Written problem: Exactly reproduce the entries, dropping any pictures from your copy.

Input records:

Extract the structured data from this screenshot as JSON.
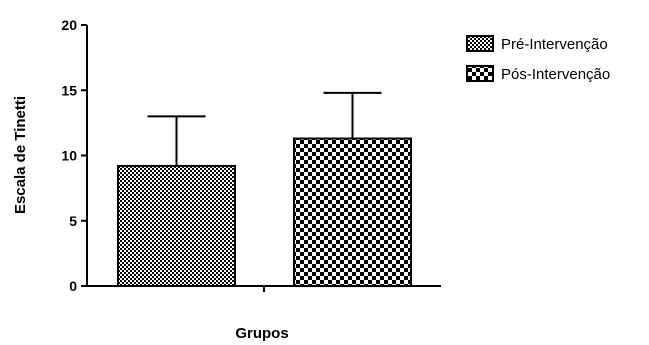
{
  "chart_data": {
    "type": "bar",
    "xlabel": "Grupos",
    "ylabel": "Escala de Tinetti",
    "ylim": [
      0,
      20
    ],
    "yticks": [
      "0",
      "5",
      "10",
      "15",
      "20"
    ],
    "grid": false,
    "legend_position": "top-right",
    "series": [
      {
        "name": "Pré-Intervenção",
        "value": 9.2,
        "error": 3.8,
        "pattern": "fine-checker"
      },
      {
        "name": "Pós-Intervenção",
        "value": 11.3,
        "error": 3.5,
        "pattern": "coarse-checker"
      }
    ]
  }
}
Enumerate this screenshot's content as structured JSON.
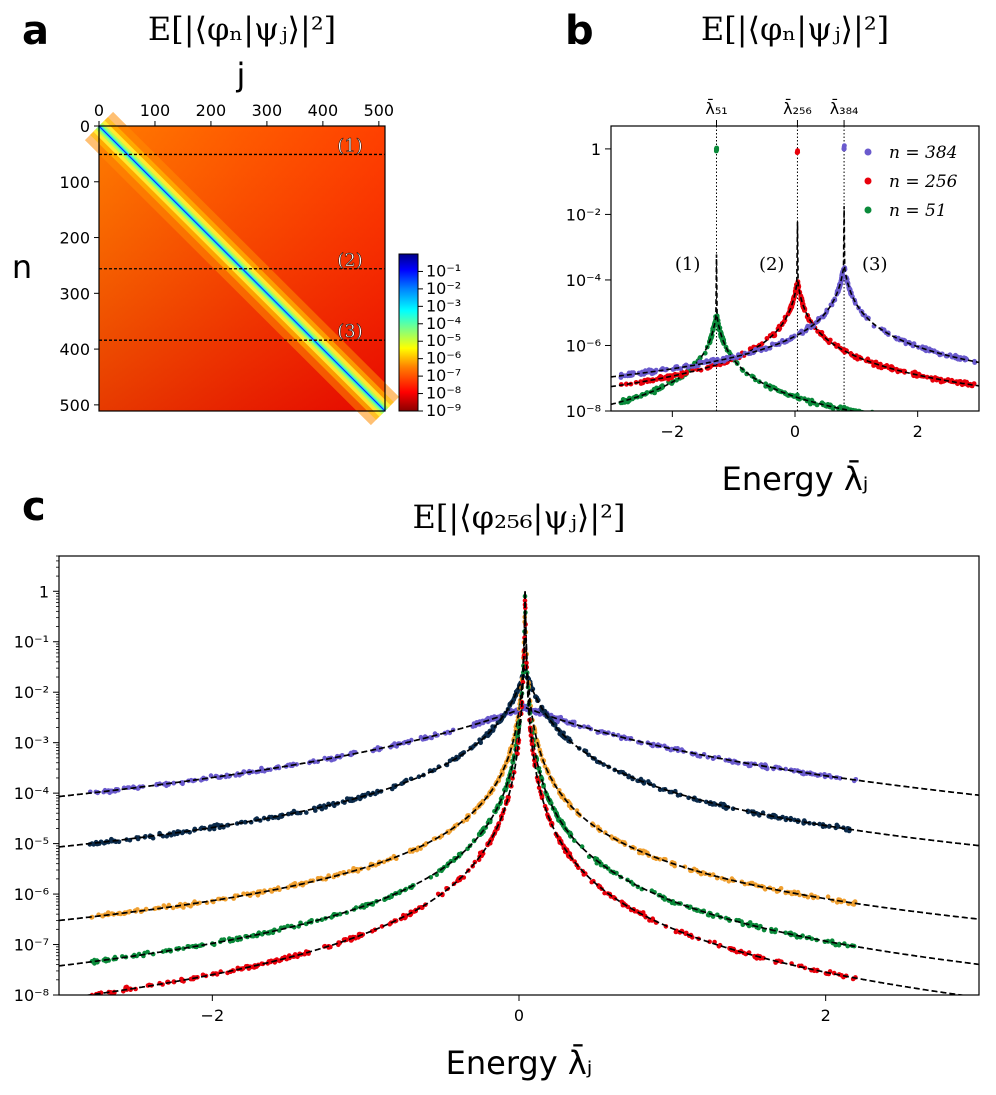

Exercise answer:
Extract the structured data from this screenshot as JSON.
{
  "chart_data": {
    "type": "bar",
    "xlabel": "Grupos",
    "ylabel": "Escala de Tinetti",
    "ylim": [
      0,
      20
    ],
    "yticks": [
      "0",
      "5",
      "10",
      "15",
      "20"
    ],
    "grid": false,
    "legend_position": "top-right",
    "series": [
      {
        "name": "Pré-Intervenção",
        "value": 9.2,
        "error": 3.8,
        "pattern": "fine-checker"
      },
      {
        "name": "Pós-Intervenção",
        "value": 11.3,
        "error": 3.5,
        "pattern": "coarse-checker"
      }
    ]
  }
}
Enumerate this screenshot's content as structured JSON.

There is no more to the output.